MATERIAL SHOWN:
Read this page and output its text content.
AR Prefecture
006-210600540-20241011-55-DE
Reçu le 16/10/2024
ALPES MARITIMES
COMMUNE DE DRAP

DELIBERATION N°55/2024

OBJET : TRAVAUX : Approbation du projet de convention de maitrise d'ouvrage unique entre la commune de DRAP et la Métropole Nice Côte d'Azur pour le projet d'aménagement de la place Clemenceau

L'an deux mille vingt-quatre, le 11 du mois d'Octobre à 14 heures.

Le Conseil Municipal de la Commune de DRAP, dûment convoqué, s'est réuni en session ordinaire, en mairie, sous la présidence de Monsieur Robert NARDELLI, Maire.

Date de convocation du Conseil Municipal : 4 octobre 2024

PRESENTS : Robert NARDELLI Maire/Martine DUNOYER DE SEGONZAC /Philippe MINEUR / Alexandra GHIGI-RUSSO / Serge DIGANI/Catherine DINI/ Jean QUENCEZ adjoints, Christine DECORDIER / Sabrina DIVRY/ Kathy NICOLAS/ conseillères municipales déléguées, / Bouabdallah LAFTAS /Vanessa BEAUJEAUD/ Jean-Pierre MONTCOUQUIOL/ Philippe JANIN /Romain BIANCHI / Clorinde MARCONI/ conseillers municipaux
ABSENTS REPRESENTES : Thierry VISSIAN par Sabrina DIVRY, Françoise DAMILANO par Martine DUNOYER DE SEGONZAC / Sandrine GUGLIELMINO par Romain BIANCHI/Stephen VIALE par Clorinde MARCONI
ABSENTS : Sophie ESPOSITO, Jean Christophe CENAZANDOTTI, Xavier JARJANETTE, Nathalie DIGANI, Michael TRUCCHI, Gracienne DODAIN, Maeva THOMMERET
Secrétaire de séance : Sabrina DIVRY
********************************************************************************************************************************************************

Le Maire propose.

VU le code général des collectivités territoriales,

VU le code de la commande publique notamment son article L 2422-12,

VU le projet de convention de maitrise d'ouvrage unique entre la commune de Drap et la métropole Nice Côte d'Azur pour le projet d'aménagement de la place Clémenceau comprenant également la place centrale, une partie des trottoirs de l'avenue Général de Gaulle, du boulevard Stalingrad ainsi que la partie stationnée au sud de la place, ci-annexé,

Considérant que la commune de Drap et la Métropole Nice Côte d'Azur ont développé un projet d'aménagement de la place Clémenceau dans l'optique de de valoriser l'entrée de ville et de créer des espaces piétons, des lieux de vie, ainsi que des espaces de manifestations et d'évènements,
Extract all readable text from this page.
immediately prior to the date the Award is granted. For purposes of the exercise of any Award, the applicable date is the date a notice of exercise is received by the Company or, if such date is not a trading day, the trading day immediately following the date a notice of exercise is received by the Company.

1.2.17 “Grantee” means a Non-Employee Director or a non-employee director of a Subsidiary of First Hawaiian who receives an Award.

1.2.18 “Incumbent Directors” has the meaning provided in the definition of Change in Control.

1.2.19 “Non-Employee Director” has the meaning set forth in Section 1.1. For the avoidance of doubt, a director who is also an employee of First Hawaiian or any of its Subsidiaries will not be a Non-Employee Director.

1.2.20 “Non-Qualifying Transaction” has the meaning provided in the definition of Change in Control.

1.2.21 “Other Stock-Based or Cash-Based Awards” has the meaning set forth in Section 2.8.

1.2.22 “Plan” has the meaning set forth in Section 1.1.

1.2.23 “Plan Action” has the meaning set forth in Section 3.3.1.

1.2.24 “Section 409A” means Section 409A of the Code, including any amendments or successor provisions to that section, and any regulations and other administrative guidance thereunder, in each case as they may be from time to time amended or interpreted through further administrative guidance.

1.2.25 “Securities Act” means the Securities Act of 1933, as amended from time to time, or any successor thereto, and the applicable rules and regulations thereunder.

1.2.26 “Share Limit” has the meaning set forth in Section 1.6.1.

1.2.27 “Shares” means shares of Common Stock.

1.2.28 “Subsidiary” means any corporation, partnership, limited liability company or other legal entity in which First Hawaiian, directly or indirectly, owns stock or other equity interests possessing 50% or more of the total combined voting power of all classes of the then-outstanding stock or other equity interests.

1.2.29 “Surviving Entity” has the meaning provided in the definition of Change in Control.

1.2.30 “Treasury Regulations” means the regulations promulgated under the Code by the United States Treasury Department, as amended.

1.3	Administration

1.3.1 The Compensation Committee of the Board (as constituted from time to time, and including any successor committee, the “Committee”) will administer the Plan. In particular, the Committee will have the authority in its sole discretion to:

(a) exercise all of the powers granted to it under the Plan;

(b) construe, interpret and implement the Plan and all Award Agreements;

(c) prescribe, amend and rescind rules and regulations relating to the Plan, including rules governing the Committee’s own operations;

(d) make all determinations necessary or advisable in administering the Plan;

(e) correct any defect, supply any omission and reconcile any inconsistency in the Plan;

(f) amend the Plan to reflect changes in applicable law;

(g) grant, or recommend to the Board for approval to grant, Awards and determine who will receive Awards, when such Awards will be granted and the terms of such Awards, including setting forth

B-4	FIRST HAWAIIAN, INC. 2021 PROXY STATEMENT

TASK DIRECTIONS: Retype all of the material, keeping each line exact.

PROBLEM SOLUTION:
Read this page and output its text content.
AR Prefecture
006-210600540-20241011-55-DE
Reçu le 16/10/2024
ALPES MARITIMES
COMMUNE DE DRAP

DELIBERATION N°55/2024

OBJET : TRAVAUX : Approbation du projet de convention de maitrise d'ouvrage unique entre la commune de DRAP et la Métropole Nice Côte d'Azur pour le projet d'aménagement de la place Clemenceau

L'an deux mille vingt-quatre, le 11 du mois d'Octobre à 14 heures.

Le Conseil Municipal de la Commune de DRAP, dûment convoqué, s'est réuni en session ordinaire, en mairie, sous la présidence de Monsieur Robert NARDELLI, Maire.

Date de convocation du Conseil Municipal : 4 octobre 2024

PRESENTS : Robert NARDELLI Maire/Martine DUNOYER DE SEGONZAC /Philippe MINEUR / Alexandra GHIGI-RUSSO / Serge DIGANI/Catherine DINI/ Jean QUENCEZ adjoints, Christine DECORDIER / Sabrina DIVRY/ Kathy NICOLAS/ conseillères municipales déléguées, / Bouabdallah LAFTAS /Vanessa BEAUJEAUD/ Jean-Pierre MONTCOUQUIOL/ Philippe JANIN /Romain BIANCHI / Clorinde MARCONI/ conseillers municipaux
ABSENTS REPRESENTES : Thierry VISSIAN par Sabrina DIVRY, Françoise DAMILANO par Martine DUNOYER DE SEGONZAC / Sandrine GUGLIELMINO par Romain BIANCHI/Stephen VIALE par Clorinde MARCONI
ABSENTS : Sophie ESPOSITO, Jean Christophe CENAZANDOTTI, Xavier JARJANETTE, Nathalie DIGANI, Michael TRUCCHI, Gracienne DODAIN, Maeva THOMMERET
Secrétaire de séance : Sabrina DIVRY
********************************************************************************************************************************************************

Le Maire propose.

VU le code général des collectivités territoriales,

VU le code de la commande publique notamment son article L 2422-12,

VU le projet de convention de maitrise d'ouvrage unique entre la commune de Drap et la métropole Nice Côte d'Azur pour le projet d'aménagement de la place Clémenceau comprenant également la place centrale, une partie des trottoirs de l'avenue Général de Gaulle, du boulevard Stalingrad ainsi que la partie stationnée au sud de la place, ci-annexé,

Considérant que la commune de Drap et la Métropole Nice Côte d'Azur ont développé un projet d'aménagement de la place Clémenceau dans l'optique de de valoriser l'entrée de ville et de créer des espaces piétons, des lieux de vie, ainsi que des espaces de manifestations et d'évènements,
Extract all readable text from this page.
immediately prior to the date the Award is granted. For purposes of the exercise of any Award, the applicable date is the date a notice of exercise is received by the Company or, if such date is not a trading day, the trading day immediately following the date a notice of exercise is received by the Company.

1.2.17 “Grantee” means a Non-Employee Director or a non-employee director of a Subsidiary of First Hawaiian who receives an Award.

1.2.18 “Incumbent Directors” has the meaning provided in the definition of Change in Control.

1.2.19 “Non-Employee Director” has the meaning set forth in Section 1.1. For the avoidance of doubt, a director who is also an employee of First Hawaiian or any of its Subsidiaries will not be a Non-Employee Director.

1.2.20 “Non-Qualifying Transaction” has the meaning provided in the definition of Change in Control.

1.2.21 “Other Stock-Based or Cash-Based Awards” has the meaning set forth in Section 2.8.

1.2.22 “Plan” has the meaning set forth in Section 1.1.

1.2.23 “Plan Action” has the meaning set forth in Section 3.3.1.

1.2.24 “Section 409A” means Section 409A of the Code, including any amendments or successor provisions to that section, and any regulations and other administrative guidance thereunder, in each case as they may be from time to time amended or interpreted through further administrative guidance.

1.2.25 “Securities Act” means the Securities Act of 1933, as amended from time to time, or any successor thereto, and the applicable rules and regulations thereunder.

1.2.26 “Share Limit” has the meaning set forth in Section 1.6.1.

1.2.27 “Shares” means shares of Common Stock.

1.2.28 “Subsidiary” means any corporation, partnership, limited liability company or other legal entity in which First Hawaiian, directly or indirectly, owns stock or other equity interests possessing 50% or more of the total combined voting power of all classes of the then-outstanding stock or other equity interests.

1.2.29 “Surviving Entity” has the meaning provided in the definition of Change in Control.

1.2.30 “Treasury Regulations” means the regulations promulgated under the Code by the United States Treasury Department, as amended.

1.3	Administration

1.3.1 The Compensation Committee of the Board (as constituted from time to time, and including any successor committee, the “Committee”) will administer the Plan. In particular, the Committee will have the authority in its sole discretion to:

(a) exercise all of the powers granted to it under the Plan;

(b) construe, interpret and implement the Plan and all Award Agreements;

(c) prescribe, amend and rescind rules and regulations relating to the Plan, including rules governing the Committee’s own operations;

(d) make all determinations necessary or advisable in administering the Plan;

(e) correct any defect, supply any omission and reconcile any inconsistency in the Plan;

(f) amend the Plan to reflect changes in applicable law;

(g) grant, or recommend to the Board for approval to grant, Awards and determine who will receive Awards, when such Awards will be granted and the terms of such Awards, including setting forth

B-4	FIRST HAWAIIAN, INC. 2021 PROXY STATEMENT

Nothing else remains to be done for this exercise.